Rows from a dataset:
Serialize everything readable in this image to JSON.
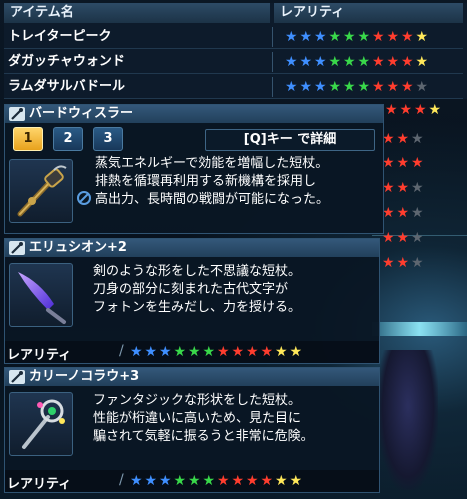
{
  "colors": {
    "star_blue": "#3f8fff",
    "star_green": "#39d84a",
    "star_red": "#ff3d2e",
    "star_yellow": "#ffe85a",
    "star_gray": "#5d6670"
  },
  "list": {
    "header_name": "アイテム名",
    "header_rarity": "レアリティ",
    "rows": [
      {
        "name": "トレイターピーク",
        "stars": [
          "blue",
          "blue",
          "blue",
          "green",
          "green",
          "green",
          "red",
          "red",
          "red",
          "yellow"
        ]
      },
      {
        "name": "ダガッチャウォンド",
        "stars": [
          "blue",
          "blue",
          "blue",
          "green",
          "green",
          "green",
          "red",
          "red",
          "red",
          "yellow"
        ]
      },
      {
        "name": "ラムダサルバドール",
        "stars": [
          "blue",
          "blue",
          "blue",
          "green",
          "green",
          "green",
          "red",
          "red",
          "red",
          "gray"
        ]
      }
    ]
  },
  "behind_rows": [
    [
      "red",
      "red",
      "red",
      "yellow"
    ],
    [
      "red",
      "red",
      "gray"
    ],
    [
      "red",
      "red",
      "red"
    ],
    [
      "red",
      "red",
      "gray"
    ],
    [
      "red",
      "red",
      "gray"
    ],
    [
      "red",
      "red",
      "gray"
    ],
    [
      "red",
      "red",
      "gray"
    ]
  ],
  "tooltip1": {
    "title": "バードウィスラー",
    "tabs": [
      "1",
      "2",
      "3"
    ],
    "hint": "[Q]キー で詳細",
    "desc": [
      "蒸気エネルギーで効能を増幅した短杖。",
      "排熱を循環再利用する新機構を採用し",
      "高出力、長時間の戦闘が可能になった。"
    ]
  },
  "tooltip2": {
    "title": "エリュシオン+2",
    "desc": [
      "剣のような形をした不思議な短杖。",
      "刀身の部分に刻まれた古代文字が",
      "フォトンを生みだし、力を授ける。"
    ],
    "rarity_label": "レアリティ",
    "stars": [
      "blue",
      "blue",
      "blue",
      "green",
      "green",
      "green",
      "red",
      "red",
      "red",
      "red",
      "yellow",
      "yellow"
    ]
  },
  "tooltip3": {
    "title": "カリーノコラウ+3",
    "desc": [
      "ファンタジックな形状をした短杖。",
      "性能が桁違いに高いため、見た目に",
      "騙されて気軽に振るうと非常に危険。"
    ],
    "rarity_label": "レアリティ",
    "stars": [
      "blue",
      "blue",
      "blue",
      "green",
      "green",
      "green",
      "red",
      "red",
      "red",
      "red",
      "yellow",
      "yellow"
    ]
  }
}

◆ **EXERCISE**: Please write out all of the material above without changing a word, and omit any pictures.

◆ **ANSWER TO THE EXERCISE**:
Serialize everything readable in this image to JSON.
{
  "colors": {
    "star_blue": "#3f8fff",
    "star_green": "#39d84a",
    "star_red": "#ff3d2e",
    "star_yellow": "#ffe85a",
    "star_gray": "#5d6670"
  },
  "list": {
    "header_name": "アイテム名",
    "header_rarity": "レアリティ",
    "rows": [
      {
        "name": "トレイターピーク",
        "stars": [
          "blue",
          "blue",
          "blue",
          "green",
          "green",
          "green",
          "red",
          "red",
          "red",
          "yellow"
        ]
      },
      {
        "name": "ダガッチャウォンド",
        "stars": [
          "blue",
          "blue",
          "blue",
          "green",
          "green",
          "green",
          "red",
          "red",
          "red",
          "yellow"
        ]
      },
      {
        "name": "ラムダサルバドール",
        "stars": [
          "blue",
          "blue",
          "blue",
          "green",
          "green",
          "green",
          "red",
          "red",
          "red",
          "gray"
        ]
      }
    ]
  },
  "behind_rows": [
    [
      "red",
      "red",
      "red",
      "yellow"
    ],
    [
      "red",
      "red",
      "gray"
    ],
    [
      "red",
      "red",
      "red"
    ],
    [
      "red",
      "red",
      "gray"
    ],
    [
      "red",
      "red",
      "gray"
    ],
    [
      "red",
      "red",
      "gray"
    ],
    [
      "red",
      "red",
      "gray"
    ]
  ],
  "tooltip1": {
    "title": "バードウィスラー",
    "tabs": [
      "1",
      "2",
      "3"
    ],
    "hint": "[Q]キー で詳細",
    "desc": [
      "蒸気エネルギーで効能を増幅した短杖。",
      "排熱を循環再利用する新機構を採用し",
      "高出力、長時間の戦闘が可能になった。"
    ]
  },
  "tooltip2": {
    "title": "エリュシオン+2",
    "desc": [
      "剣のような形をした不思議な短杖。",
      "刀身の部分に刻まれた古代文字が",
      "フォトンを生みだし、力を授ける。"
    ],
    "rarity_label": "レアリティ",
    "stars": [
      "blue",
      "blue",
      "blue",
      "green",
      "green",
      "green",
      "red",
      "red",
      "red",
      "red",
      "yellow",
      "yellow"
    ]
  },
  "tooltip3": {
    "title": "カリーノコラウ+3",
    "desc": [
      "ファンタジックな形状をした短杖。",
      "性能が桁違いに高いため、見た目に",
      "騙されて気軽に振るうと非常に危険。"
    ],
    "rarity_label": "レアリティ",
    "stars": [
      "blue",
      "blue",
      "blue",
      "green",
      "green",
      "green",
      "red",
      "red",
      "red",
      "red",
      "yellow",
      "yellow"
    ]
  }
}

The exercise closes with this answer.